= SHORT TASK =
Copy the lines below verbatim, from the first one through the one containing "973 1403 1309</box>".

= DATA ROWS =
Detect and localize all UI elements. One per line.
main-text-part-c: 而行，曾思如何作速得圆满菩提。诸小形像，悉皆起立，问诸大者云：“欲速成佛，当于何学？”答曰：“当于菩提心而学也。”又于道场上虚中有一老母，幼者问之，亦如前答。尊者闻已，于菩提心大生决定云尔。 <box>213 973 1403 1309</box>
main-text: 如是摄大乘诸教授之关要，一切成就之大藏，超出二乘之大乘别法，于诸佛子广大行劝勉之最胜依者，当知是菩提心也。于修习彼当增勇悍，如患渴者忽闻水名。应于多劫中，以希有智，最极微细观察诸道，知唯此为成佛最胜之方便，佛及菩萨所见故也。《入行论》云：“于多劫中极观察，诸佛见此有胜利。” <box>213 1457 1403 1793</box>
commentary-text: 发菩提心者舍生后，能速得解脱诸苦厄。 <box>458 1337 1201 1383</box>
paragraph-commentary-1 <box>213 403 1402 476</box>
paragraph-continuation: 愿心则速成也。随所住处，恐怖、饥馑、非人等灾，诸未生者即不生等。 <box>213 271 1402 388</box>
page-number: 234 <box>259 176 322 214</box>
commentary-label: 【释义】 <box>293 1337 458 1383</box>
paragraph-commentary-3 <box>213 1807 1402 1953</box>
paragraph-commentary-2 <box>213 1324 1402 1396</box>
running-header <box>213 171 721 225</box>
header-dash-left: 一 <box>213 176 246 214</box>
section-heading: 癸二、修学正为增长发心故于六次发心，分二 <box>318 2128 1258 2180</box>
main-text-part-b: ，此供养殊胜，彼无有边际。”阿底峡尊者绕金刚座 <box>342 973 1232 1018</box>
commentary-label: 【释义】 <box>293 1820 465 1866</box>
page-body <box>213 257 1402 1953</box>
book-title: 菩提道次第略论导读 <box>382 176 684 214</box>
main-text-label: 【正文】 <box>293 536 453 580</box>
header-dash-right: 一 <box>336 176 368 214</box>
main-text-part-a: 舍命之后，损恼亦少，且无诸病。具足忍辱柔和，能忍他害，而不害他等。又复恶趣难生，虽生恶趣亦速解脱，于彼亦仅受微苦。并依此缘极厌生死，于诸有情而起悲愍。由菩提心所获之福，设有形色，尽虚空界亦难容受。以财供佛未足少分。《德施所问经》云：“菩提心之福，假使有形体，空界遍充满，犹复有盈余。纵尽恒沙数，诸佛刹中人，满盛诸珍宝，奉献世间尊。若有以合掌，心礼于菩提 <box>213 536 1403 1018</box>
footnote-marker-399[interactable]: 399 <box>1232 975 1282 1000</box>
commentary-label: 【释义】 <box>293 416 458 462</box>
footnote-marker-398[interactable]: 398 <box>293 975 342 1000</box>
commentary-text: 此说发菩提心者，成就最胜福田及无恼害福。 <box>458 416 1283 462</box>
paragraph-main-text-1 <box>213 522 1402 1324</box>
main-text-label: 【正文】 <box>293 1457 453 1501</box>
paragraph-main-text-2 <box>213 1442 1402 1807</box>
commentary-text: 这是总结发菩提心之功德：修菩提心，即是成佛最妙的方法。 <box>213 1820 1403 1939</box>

= OUTPUT FOR THIS TASK =
Detect and localize all UI elements. One per line.
main-text-part-c: 而行，曾思如何作速得圆满菩提。诸小形像，悉皆起立，问诸大者云：“欲速成佛，当于何学？”答曰：“当于菩提心而学也。”又于道场上虚中有一老母，幼者问之，亦如前答。尊者闻已，于菩提心大生决定云尔。 <box>213 973 1403 1309</box>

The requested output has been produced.